### Goal of the exercise
Every line below that mentions the word "Factor" should be copied out.

### The data

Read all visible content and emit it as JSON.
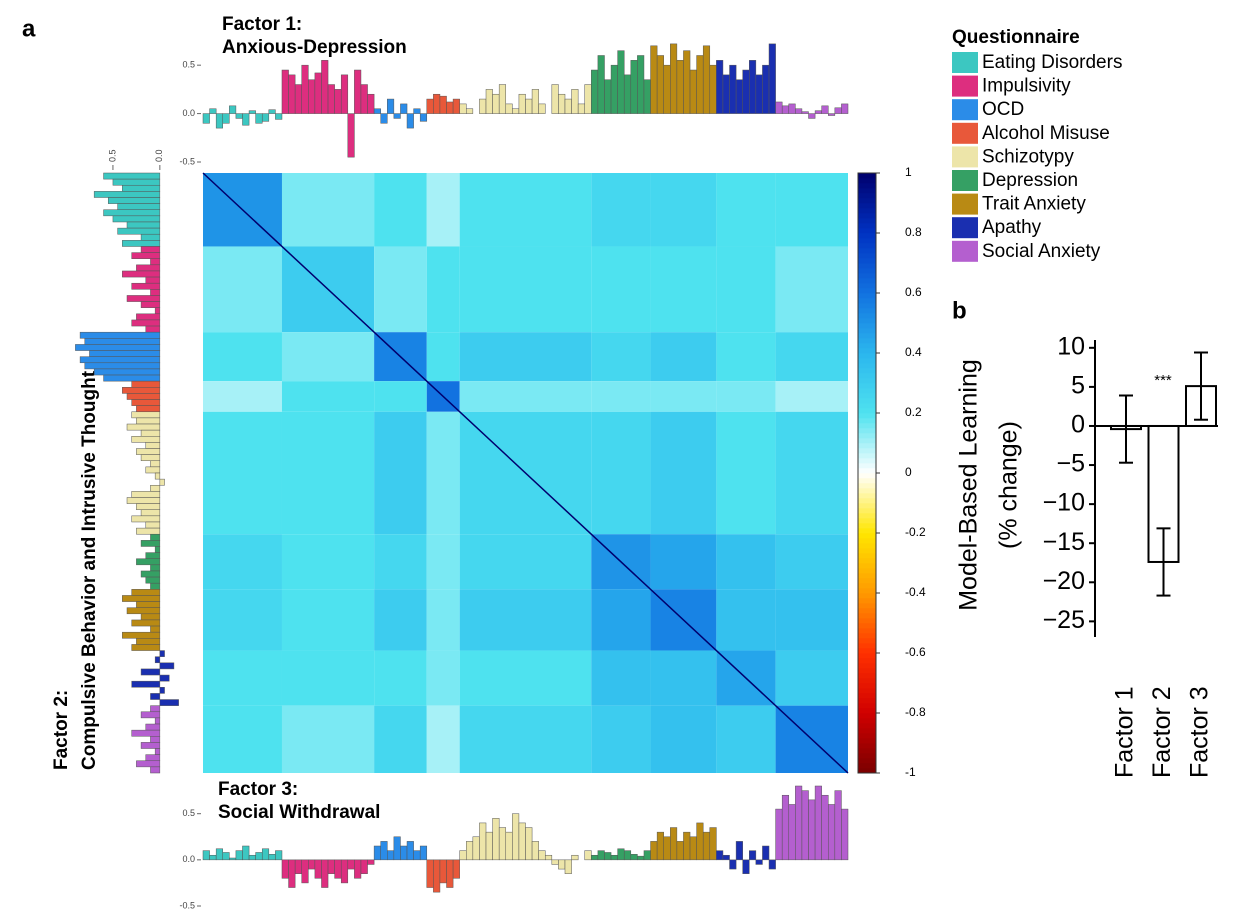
{
  "panel_labels": [
    "a",
    "b"
  ],
  "chart_data": [
    {
      "type": "bar",
      "orientation": "vertical",
      "title": "Factor 1:",
      "subtitle": "Anxious-Depression",
      "legend_title": "Questionnaire",
      "ylim": [
        -0.5,
        0.76
      ],
      "yticks": [
        -0.5,
        {
          "value": 0,
          "label": "0.0"
        },
        0.5
      ],
      "series": [
        {
          "name": "Eating Disorders",
          "color": "#3cc7c1",
          "values": [
            -0.1,
            0.05,
            -0.15,
            -0.1,
            0.08,
            -0.05,
            -0.12,
            0.03,
            -0.1,
            -0.08,
            0.04,
            -0.06
          ]
        },
        {
          "name": "Impulsivity",
          "color": "#dd2e7f",
          "values": [
            0.45,
            0.4,
            0.3,
            0.5,
            0.35,
            0.42,
            0.55,
            0.3,
            0.25,
            0.4,
            -0.45,
            0.45,
            0.3,
            0.2
          ]
        },
        {
          "name": "OCD",
          "color": "#2b8ce8",
          "values": [
            0.05,
            -0.1,
            0.15,
            -0.05,
            0.1,
            -0.15,
            0.05,
            -0.08
          ]
        },
        {
          "name": "Alcohol Misuse",
          "color": "#e8583a",
          "values": [
            0.15,
            0.2,
            0.18,
            0.12,
            0.15
          ]
        },
        {
          "name": "Schizotypy",
          "color": "#ede5a9",
          "values": [
            0.1,
            0.05,
            0.0,
            0.15,
            0.25,
            0.2,
            0.3,
            0.1,
            0.05,
            0.2,
            0.15,
            0.25,
            0.1,
            0.0,
            0.3,
            0.2,
            0.15,
            0.25,
            0.1,
            0.3
          ]
        },
        {
          "name": "Depression",
          "color": "#35a064",
          "values": [
            0.45,
            0.6,
            0.35,
            0.5,
            0.65,
            0.4,
            0.55,
            0.6,
            0.35
          ]
        },
        {
          "name": "Trait Anxiety",
          "color": "#b98a14",
          "values": [
            0.7,
            0.6,
            0.5,
            0.72,
            0.55,
            0.65,
            0.45,
            0.6,
            0.7,
            0.5
          ]
        },
        {
          "name": "Apathy",
          "color": "#1a2fb0",
          "values": [
            0.55,
            0.4,
            0.5,
            0.35,
            0.45,
            0.55,
            0.4,
            0.5,
            0.72
          ]
        },
        {
          "name": "Social Anxiety",
          "color": "#b45fcf",
          "values": [
            0.12,
            0.08,
            0.1,
            0.05,
            0.02,
            -0.05,
            0.03,
            0.08,
            -0.02,
            0.06,
            0.1
          ]
        }
      ]
    },
    {
      "type": "bar",
      "orientation": "horizontal",
      "title": "Factor 2:",
      "subtitle": "Compulsive Behavior and Intrusive Thought",
      "xlim": [
        0.9,
        -0.3
      ],
      "xticks": [
        {
          "value": 0,
          "label": "0.0"
        },
        0.5
      ],
      "series": [
        {
          "color": "#3cc7c1",
          "values": [
            0.6,
            0.5,
            0.4,
            0.7,
            0.55,
            0.45,
            0.6,
            0.5,
            0.35,
            0.45,
            0.2,
            0.4
          ]
        },
        {
          "color": "#dd2e7f",
          "values": [
            0.2,
            0.3,
            0.1,
            0.25,
            0.4,
            0.15,
            0.3,
            0.1,
            0.35,
            0.2,
            0.05,
            0.25,
            0.3,
            0.15
          ]
        },
        {
          "color": "#2b8ce8",
          "values": [
            0.85,
            0.8,
            0.9,
            0.75,
            0.85,
            0.8,
            0.7,
            0.6
          ]
        },
        {
          "color": "#e8583a",
          "values": [
            0.3,
            0.4,
            0.35,
            0.3,
            0.25
          ]
        },
        {
          "color": "#ede5a9",
          "values": [
            0.3,
            0.25,
            0.35,
            0.2,
            0.3,
            0.15,
            0.25,
            0.2,
            0.1,
            0.15,
            0.05,
            -0.05,
            0.1,
            0.3,
            0.35,
            0.25,
            0.2,
            0.3,
            0.15,
            0.25
          ]
        },
        {
          "color": "#35a064",
          "values": [
            0.1,
            0.2,
            0.05,
            0.15,
            0.25,
            0.1,
            0.2,
            0.15,
            0.1
          ]
        },
        {
          "color": "#b98a14",
          "values": [
            0.3,
            0.4,
            0.25,
            0.35,
            0.2,
            0.3,
            0.1,
            0.4,
            0.25,
            0.3
          ]
        },
        {
          "color": "#1a2fb0",
          "values": [
            -0.05,
            0.05,
            -0.15,
            0.2,
            -0.1,
            0.3,
            -0.05,
            0.1,
            -0.2
          ]
        },
        {
          "color": "#b45fcf",
          "values": [
            0.1,
            0.2,
            0.05,
            0.15,
            0.3,
            0.1,
            0.2,
            0.05,
            0.15,
            0.25,
            0.1
          ]
        }
      ]
    },
    {
      "type": "bar",
      "orientation": "vertical",
      "title": "Factor 3:",
      "subtitle": "Social Withdrawal",
      "ylim": [
        -0.5,
        0.8
      ],
      "yticks": [
        -0.5,
        {
          "value": 0,
          "label": "0.0"
        },
        0.5
      ],
      "series": [
        {
          "color": "#3cc7c1",
          "values": [
            0.1,
            0.05,
            0.12,
            0.08,
            0.02,
            0.1,
            0.15,
            0.05,
            0.08,
            0.12,
            0.06,
            0.1
          ]
        },
        {
          "color": "#dd2e7f",
          "values": [
            -0.2,
            -0.3,
            -0.15,
            -0.25,
            -0.1,
            -0.2,
            -0.3,
            -0.15,
            -0.2,
            -0.25,
            -0.1,
            -0.2,
            -0.15,
            -0.05
          ]
        },
        {
          "color": "#2b8ce8",
          "values": [
            0.15,
            0.2,
            0.1,
            0.25,
            0.15,
            0.2,
            0.1,
            0.15
          ]
        },
        {
          "color": "#e8583a",
          "values": [
            -0.3,
            -0.35,
            -0.25,
            -0.3,
            -0.2
          ]
        },
        {
          "color": "#ede5a9",
          "values": [
            0.1,
            0.2,
            0.25,
            0.4,
            0.3,
            0.45,
            0.35,
            0.3,
            0.5,
            0.4,
            0.35,
            0.2,
            0.1,
            0.05,
            -0.05,
            -0.1,
            -0.15,
            0.05,
            0.0,
            0.1
          ]
        },
        {
          "color": "#35a064",
          "values": [
            0.05,
            0.1,
            0.08,
            0.05,
            0.12,
            0.1,
            0.06,
            0.04,
            0.1
          ]
        },
        {
          "color": "#b98a14",
          "values": [
            0.2,
            0.3,
            0.25,
            0.35,
            0.2,
            0.3,
            0.25,
            0.4,
            0.3,
            0.35
          ]
        },
        {
          "color": "#1a2fb0",
          "values": [
            0.1,
            0.05,
            -0.1,
            0.2,
            -0.15,
            0.1,
            -0.05,
            0.15,
            -0.1
          ]
        },
        {
          "color": "#b45fcf",
          "values": [
            0.55,
            0.7,
            0.6,
            0.8,
            0.75,
            0.65,
            0.8,
            0.7,
            0.6,
            0.75,
            0.55
          ]
        }
      ]
    },
    {
      "type": "heatmap",
      "zlim": [
        -1,
        1
      ],
      "zticks": [
        1,
        0.8,
        0.6,
        0.4,
        0.2,
        0,
        -0.2,
        -0.4,
        -0.6,
        -0.8,
        -1
      ],
      "colorscale": [
        [
          -1,
          "#7a0000"
        ],
        [
          -0.8,
          "#d00000"
        ],
        [
          -0.6,
          "#ff3000"
        ],
        [
          -0.4,
          "#ff9900"
        ],
        [
          -0.2,
          "#ffe600"
        ],
        [
          0,
          "#ffffff"
        ],
        [
          0.2,
          "#4ee2ef"
        ],
        [
          0.4,
          "#2bb6ee"
        ],
        [
          0.6,
          "#1272e0"
        ],
        [
          0.8,
          "#0032c2"
        ],
        [
          1,
          "#00006e"
        ]
      ],
      "values": [
        [
          0.5,
          0.15,
          0.2,
          0.1,
          0.2,
          0.25,
          0.25,
          0.2,
          0.2
        ],
        [
          0.15,
          0.3,
          0.15,
          0.2,
          0.2,
          0.2,
          0.2,
          0.2,
          0.15
        ],
        [
          0.2,
          0.15,
          0.55,
          0.2,
          0.3,
          0.25,
          0.3,
          0.2,
          0.25
        ],
        [
          0.1,
          0.2,
          0.2,
          0.6,
          0.15,
          0.15,
          0.15,
          0.15,
          0.1
        ],
        [
          0.2,
          0.2,
          0.3,
          0.15,
          0.25,
          0.25,
          0.3,
          0.2,
          0.25
        ],
        [
          0.25,
          0.2,
          0.25,
          0.15,
          0.25,
          0.5,
          0.45,
          0.35,
          0.3
        ],
        [
          0.25,
          0.2,
          0.3,
          0.15,
          0.3,
          0.45,
          0.55,
          0.35,
          0.35
        ],
        [
          0.2,
          0.2,
          0.2,
          0.15,
          0.2,
          0.35,
          0.35,
          0.45,
          0.3
        ],
        [
          0.2,
          0.15,
          0.25,
          0.1,
          0.25,
          0.3,
          0.35,
          0.3,
          0.55
        ]
      ]
    },
    {
      "type": "bar",
      "orientation": "vertical",
      "ylabel": [
        "Model-Based Learning",
        "(% change)"
      ],
      "categories": [
        "Factor 1",
        "Factor 2",
        "Factor 3"
      ],
      "values": [
        -0.4,
        -17.4,
        5.1
      ],
      "errors": [
        4.3,
        4.3,
        4.3
      ],
      "annotation": "***",
      "ylim": [
        -27,
        11
      ],
      "yticks": [
        10,
        5,
        0,
        {
          "value": -5,
          "label": "−5"
        },
        {
          "value": -10,
          "label": "−10"
        },
        {
          "value": -15,
          "label": "−15"
        },
        {
          "value": -20,
          "label": "−20"
        },
        {
          "value": -25,
          "label": "−25"
        }
      ]
    }
  ]
}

### Problem solution
      "title": "Factor 1:",
      "title": "Factor 2:",
      "title": "Factor 3:",
        "Factor 1",
        "Factor 2",
        "Factor 3"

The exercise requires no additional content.